>> BEGIN The input

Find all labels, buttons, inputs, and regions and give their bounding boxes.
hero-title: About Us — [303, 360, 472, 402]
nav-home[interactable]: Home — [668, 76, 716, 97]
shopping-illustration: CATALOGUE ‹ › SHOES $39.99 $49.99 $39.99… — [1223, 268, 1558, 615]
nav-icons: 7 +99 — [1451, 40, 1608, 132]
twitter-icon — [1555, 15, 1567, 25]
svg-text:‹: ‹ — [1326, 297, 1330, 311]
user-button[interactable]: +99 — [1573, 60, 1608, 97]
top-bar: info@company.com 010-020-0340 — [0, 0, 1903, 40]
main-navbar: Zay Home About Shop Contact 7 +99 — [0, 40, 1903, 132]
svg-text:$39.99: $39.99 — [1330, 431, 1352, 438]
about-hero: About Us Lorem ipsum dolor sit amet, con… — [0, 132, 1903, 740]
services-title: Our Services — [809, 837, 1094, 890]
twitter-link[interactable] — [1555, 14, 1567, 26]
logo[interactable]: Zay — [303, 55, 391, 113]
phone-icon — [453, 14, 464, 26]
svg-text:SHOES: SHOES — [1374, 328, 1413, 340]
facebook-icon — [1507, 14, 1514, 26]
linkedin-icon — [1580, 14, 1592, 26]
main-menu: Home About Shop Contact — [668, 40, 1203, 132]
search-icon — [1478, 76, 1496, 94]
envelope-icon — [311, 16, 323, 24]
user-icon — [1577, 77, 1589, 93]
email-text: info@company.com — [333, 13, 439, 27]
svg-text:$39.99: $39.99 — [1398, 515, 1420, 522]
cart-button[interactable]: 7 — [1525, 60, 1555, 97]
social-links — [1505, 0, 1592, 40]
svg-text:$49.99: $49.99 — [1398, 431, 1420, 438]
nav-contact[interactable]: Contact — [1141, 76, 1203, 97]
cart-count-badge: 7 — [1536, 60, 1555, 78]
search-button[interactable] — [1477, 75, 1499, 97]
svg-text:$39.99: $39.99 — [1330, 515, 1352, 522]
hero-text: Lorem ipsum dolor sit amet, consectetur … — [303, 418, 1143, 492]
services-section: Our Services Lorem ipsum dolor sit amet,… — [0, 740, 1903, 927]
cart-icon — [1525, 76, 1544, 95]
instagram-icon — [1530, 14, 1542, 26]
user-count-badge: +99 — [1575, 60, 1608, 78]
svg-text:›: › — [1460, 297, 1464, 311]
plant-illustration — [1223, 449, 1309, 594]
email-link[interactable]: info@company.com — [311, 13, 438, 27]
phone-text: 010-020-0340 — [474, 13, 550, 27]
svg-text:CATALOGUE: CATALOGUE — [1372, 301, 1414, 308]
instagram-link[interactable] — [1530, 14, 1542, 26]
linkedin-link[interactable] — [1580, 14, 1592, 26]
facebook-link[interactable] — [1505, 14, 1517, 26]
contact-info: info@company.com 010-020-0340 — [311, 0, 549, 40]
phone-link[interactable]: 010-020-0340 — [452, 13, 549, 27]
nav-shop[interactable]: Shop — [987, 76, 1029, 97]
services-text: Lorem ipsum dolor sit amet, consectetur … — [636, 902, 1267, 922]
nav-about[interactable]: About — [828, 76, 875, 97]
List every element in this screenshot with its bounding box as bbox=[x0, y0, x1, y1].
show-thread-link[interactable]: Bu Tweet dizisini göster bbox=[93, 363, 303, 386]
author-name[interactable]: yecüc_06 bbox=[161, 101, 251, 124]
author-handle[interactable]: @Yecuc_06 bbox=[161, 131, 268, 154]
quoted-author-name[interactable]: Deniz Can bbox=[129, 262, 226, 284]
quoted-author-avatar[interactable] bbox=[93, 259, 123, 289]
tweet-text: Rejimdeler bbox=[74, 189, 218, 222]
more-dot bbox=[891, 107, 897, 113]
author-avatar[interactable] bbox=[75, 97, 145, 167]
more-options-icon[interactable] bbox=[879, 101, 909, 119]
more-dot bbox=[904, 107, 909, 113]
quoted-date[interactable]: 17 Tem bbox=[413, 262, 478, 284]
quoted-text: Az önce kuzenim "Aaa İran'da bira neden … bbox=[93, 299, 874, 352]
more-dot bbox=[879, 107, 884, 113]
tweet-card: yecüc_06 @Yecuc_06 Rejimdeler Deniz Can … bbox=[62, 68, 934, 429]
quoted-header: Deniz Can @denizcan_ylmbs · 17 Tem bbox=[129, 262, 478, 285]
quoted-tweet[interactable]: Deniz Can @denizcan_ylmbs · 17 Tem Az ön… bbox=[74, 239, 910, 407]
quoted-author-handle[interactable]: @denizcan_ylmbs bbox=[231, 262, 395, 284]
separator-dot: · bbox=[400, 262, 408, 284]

>> END The input

## [Task]
Write out the records word for word, starting at the very first line and stopping after the line that contains "linkedin-icon — [1580, 14, 1592, 26]", with that line included.

## [Task response]
Find all labels, buttons, inputs, and regions and give their bounding boxes.
hero-title: About Us — [303, 360, 472, 402]
nav-home[interactable]: Home — [668, 76, 716, 97]
shopping-illustration: CATALOGUE ‹ › SHOES $39.99 $49.99 $39.99… — [1223, 268, 1558, 615]
nav-icons: 7 +99 — [1451, 40, 1608, 132]
twitter-icon — [1555, 15, 1567, 25]
svg-text:‹: ‹ — [1326, 297, 1330, 311]
user-button[interactable]: +99 — [1573, 60, 1608, 97]
top-bar: info@company.com 010-020-0340 — [0, 0, 1903, 40]
main-navbar: Zay Home About Shop Contact 7 +99 — [0, 40, 1903, 132]
svg-text:$39.99: $39.99 — [1330, 431, 1352, 438]
about-hero: About Us Lorem ipsum dolor sit amet, con… — [0, 132, 1903, 740]
services-title: Our Services — [809, 837, 1094, 890]
twitter-link[interactable] — [1555, 14, 1567, 26]
logo[interactable]: Zay — [303, 55, 391, 113]
phone-icon — [453, 14, 464, 26]
svg-text:SHOES: SHOES — [1374, 328, 1413, 340]
facebook-icon — [1507, 14, 1514, 26]
linkedin-icon — [1580, 14, 1592, 26]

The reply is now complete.